- _SOURCE MATERIAL_:
---

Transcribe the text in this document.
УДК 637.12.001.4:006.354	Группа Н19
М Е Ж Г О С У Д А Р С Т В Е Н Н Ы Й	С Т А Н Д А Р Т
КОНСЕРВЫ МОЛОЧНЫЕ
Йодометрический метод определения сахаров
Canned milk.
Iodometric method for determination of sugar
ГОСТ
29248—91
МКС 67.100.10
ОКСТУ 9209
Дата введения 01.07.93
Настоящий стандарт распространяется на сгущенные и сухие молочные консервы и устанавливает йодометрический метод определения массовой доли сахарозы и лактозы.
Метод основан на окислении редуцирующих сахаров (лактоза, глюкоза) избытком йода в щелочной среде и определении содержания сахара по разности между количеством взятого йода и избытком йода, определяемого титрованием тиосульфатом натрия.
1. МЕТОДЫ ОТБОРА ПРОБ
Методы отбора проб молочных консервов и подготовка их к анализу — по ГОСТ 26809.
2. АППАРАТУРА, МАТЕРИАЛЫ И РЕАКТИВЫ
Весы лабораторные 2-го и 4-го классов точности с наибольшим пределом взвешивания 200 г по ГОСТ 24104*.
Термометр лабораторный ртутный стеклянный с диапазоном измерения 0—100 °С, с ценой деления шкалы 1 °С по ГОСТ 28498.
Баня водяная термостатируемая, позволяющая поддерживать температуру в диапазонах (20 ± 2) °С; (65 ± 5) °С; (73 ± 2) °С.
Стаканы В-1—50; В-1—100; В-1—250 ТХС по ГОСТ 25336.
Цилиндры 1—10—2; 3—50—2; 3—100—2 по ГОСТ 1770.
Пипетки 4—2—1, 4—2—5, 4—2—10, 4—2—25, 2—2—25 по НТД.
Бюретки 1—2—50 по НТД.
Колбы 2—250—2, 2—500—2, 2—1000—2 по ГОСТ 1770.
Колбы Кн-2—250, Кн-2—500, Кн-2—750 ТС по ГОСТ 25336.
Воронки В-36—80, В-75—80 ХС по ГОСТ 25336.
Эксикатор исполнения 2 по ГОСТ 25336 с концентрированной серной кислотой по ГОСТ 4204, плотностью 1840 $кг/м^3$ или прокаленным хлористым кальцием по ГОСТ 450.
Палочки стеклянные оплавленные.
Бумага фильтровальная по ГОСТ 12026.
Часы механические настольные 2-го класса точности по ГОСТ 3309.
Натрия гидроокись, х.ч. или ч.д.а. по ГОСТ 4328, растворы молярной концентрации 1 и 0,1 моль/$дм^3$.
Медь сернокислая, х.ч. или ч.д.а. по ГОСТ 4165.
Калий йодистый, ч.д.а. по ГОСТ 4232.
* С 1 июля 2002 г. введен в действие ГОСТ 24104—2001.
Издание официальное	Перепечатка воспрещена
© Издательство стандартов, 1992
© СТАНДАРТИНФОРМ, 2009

---

- _GOAL OF THE EXERCISE_:
Print out every record again, exactly and in full.

- _WRITTEN RESPONSE_:
Transcribe the text in this document.
УДК 637.12.001.4:006.354	Группа Н19
М Е Ж Г О С У Д А Р С Т В Е Н Н Ы Й	С Т А Н Д А Р Т
КОНСЕРВЫ МОЛОЧНЫЕ
Йодометрический метод определения сахаров
Canned milk.
Iodometric method for determination of sugar
ГОСТ
29248—91
МКС 67.100.10
ОКСТУ 9209
Дата введения 01.07.93
Настоящий стандарт распространяется на сгущенные и сухие молочные консервы и устанавливает йодометрический метод определения массовой доли сахарозы и лактозы.
Метод основан на окислении редуцирующих сахаров (лактоза, глюкоза) избытком йода в щелочной среде и определении содержания сахара по разности между количеством взятого йода и избытком йода, определяемого титрованием тиосульфатом натрия.
1. МЕТОДЫ ОТБОРА ПРОБ
Методы отбора проб молочных консервов и подготовка их к анализу — по ГОСТ 26809.
2. АППАРАТУРА, МАТЕРИАЛЫ И РЕАКТИВЫ
Весы лабораторные 2-го и 4-го классов точности с наибольшим пределом взвешивания 200 г по ГОСТ 24104*.
Термометр лабораторный ртутный стеклянный с диапазоном измерения 0—100 °С, с ценой деления шкалы 1 °С по ГОСТ 28498.
Баня водяная термостатируемая, позволяющая поддерживать температуру в диапазонах (20 ± 2) °С; (65 ± 5) °С; (73 ± 2) °С.
Стаканы В-1—50; В-1—100; В-1—250 ТХС по ГОСТ 25336.
Цилиндры 1—10—2; 3—50—2; 3—100—2 по ГОСТ 1770.
Пипетки 4—2—1, 4—2—5, 4—2—10, 4—2—25, 2—2—25 по НТД.
Бюретки 1—2—50 по НТД.
Колбы 2—250—2, 2—500—2, 2—1000—2 по ГОСТ 1770.
Колбы Кн-2—250, Кн-2—500, Кн-2—750 ТС по ГОСТ 25336.
Воронки В-36—80, В-75—80 ХС по ГОСТ 25336.
Эксикатор исполнения 2 по ГОСТ 25336 с концентрированной серной кислотой по ГОСТ 4204, плотностью 1840 $кг/м^3$ или прокаленным хлористым кальцием по ГОСТ 450.
Палочки стеклянные оплавленные.
Бумага фильтровальная по ГОСТ 12026.
Часы механические настольные 2-го класса точности по ГОСТ 3309.
Натрия гидроокись, х.ч. или ч.д.а. по ГОСТ 4328, растворы молярной концентрации 1 и 0,1 моль/$дм^3$.
Медь сернокислая, х.ч. или ч.д.а. по ГОСТ 4165.
Калий йодистый, ч.д.а. по ГОСТ 4232.
* С 1 июля 2002 г. введен в действие ГОСТ 24104—2001.
Издание официальное	Перепечатка воспрещена
© Издательство стандартов, 1992
© СТАНДАРТИНФОРМ, 2009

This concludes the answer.